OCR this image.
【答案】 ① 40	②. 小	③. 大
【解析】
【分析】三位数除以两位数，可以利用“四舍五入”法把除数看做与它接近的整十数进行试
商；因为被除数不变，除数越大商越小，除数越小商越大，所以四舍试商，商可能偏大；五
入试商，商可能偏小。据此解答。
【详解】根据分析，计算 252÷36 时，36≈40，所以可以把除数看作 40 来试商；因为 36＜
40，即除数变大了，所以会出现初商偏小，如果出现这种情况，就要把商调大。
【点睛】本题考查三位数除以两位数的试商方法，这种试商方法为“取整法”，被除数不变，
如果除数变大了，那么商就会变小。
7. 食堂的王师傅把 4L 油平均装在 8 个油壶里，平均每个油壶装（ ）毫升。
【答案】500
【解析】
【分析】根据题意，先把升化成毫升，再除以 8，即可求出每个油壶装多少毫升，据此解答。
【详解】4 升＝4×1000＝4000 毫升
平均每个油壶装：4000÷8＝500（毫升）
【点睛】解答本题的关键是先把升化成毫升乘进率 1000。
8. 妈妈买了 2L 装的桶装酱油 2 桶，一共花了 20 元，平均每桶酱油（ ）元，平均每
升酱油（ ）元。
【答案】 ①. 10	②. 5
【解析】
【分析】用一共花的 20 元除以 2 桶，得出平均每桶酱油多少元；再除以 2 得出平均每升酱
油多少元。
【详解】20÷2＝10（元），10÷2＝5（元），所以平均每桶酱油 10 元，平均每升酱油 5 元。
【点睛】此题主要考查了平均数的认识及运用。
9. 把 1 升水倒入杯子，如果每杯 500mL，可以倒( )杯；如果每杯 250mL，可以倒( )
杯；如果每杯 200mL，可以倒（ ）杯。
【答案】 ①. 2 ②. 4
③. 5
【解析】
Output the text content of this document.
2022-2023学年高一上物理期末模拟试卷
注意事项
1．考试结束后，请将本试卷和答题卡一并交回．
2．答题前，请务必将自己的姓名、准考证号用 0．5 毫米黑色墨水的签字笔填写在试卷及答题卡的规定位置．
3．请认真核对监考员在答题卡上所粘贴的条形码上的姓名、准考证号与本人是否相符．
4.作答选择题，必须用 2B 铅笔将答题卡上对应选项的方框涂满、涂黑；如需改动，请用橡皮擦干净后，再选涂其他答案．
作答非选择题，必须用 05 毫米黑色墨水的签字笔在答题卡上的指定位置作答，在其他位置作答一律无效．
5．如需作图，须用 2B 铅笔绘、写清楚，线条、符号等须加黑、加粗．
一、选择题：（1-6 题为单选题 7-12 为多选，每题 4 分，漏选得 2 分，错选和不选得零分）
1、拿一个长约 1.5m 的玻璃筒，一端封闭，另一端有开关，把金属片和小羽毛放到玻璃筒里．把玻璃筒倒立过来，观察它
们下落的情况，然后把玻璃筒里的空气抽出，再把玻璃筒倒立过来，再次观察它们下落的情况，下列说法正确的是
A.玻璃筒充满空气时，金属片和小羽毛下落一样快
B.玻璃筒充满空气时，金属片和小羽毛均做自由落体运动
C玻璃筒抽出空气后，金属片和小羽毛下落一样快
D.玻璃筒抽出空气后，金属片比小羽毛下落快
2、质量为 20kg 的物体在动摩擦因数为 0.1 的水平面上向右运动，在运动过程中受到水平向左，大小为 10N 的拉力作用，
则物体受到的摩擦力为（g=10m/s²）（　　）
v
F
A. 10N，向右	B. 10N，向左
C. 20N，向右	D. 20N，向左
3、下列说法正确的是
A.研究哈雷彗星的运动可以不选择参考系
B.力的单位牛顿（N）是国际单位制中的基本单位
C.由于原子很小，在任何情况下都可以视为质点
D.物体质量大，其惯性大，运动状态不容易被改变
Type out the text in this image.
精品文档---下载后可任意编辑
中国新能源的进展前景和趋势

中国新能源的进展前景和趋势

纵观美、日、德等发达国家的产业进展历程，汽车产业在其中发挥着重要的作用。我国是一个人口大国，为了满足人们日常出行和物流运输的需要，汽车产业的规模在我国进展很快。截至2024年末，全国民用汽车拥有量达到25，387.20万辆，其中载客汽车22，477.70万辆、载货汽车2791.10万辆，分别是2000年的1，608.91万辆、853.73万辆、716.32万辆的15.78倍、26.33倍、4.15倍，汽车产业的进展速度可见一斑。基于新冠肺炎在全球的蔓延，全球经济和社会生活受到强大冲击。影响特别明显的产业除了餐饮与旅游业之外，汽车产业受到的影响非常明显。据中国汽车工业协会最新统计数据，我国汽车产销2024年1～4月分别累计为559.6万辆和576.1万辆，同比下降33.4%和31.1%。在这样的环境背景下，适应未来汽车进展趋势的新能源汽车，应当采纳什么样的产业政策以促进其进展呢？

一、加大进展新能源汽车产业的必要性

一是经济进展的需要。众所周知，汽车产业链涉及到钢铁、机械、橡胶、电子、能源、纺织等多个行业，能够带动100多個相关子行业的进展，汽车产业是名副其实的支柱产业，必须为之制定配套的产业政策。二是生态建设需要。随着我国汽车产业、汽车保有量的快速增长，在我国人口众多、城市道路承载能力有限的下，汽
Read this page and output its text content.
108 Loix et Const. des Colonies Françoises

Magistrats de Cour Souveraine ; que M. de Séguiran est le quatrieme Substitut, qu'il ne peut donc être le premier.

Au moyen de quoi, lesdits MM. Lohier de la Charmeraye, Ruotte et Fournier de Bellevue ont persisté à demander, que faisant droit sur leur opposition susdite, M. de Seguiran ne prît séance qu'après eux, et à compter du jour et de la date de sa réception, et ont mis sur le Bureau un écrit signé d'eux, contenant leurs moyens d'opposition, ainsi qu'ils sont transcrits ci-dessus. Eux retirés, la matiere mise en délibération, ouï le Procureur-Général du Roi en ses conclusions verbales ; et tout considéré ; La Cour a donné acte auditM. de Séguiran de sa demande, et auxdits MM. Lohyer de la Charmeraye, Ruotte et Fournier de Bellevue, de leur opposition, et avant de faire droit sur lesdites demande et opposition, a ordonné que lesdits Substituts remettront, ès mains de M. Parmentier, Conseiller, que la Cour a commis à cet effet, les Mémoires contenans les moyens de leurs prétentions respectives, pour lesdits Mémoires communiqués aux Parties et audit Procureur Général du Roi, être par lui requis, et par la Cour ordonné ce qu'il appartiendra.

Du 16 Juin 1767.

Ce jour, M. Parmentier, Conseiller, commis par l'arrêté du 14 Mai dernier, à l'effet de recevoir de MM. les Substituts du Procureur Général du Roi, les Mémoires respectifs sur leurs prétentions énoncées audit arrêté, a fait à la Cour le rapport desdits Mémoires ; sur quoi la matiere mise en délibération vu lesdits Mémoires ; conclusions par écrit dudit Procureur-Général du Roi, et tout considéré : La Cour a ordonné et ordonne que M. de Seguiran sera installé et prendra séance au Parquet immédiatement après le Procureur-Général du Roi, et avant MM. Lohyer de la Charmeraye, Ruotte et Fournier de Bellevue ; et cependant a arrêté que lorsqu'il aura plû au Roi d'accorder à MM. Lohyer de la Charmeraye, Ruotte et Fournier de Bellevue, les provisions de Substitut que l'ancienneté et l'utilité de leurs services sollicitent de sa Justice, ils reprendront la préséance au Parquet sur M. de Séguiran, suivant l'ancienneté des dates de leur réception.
========
◆ TASK
Count up the lines in the listing that hold the word "image", and give that number only.

◆ SOLUTION FOR THIS EXERCISE
2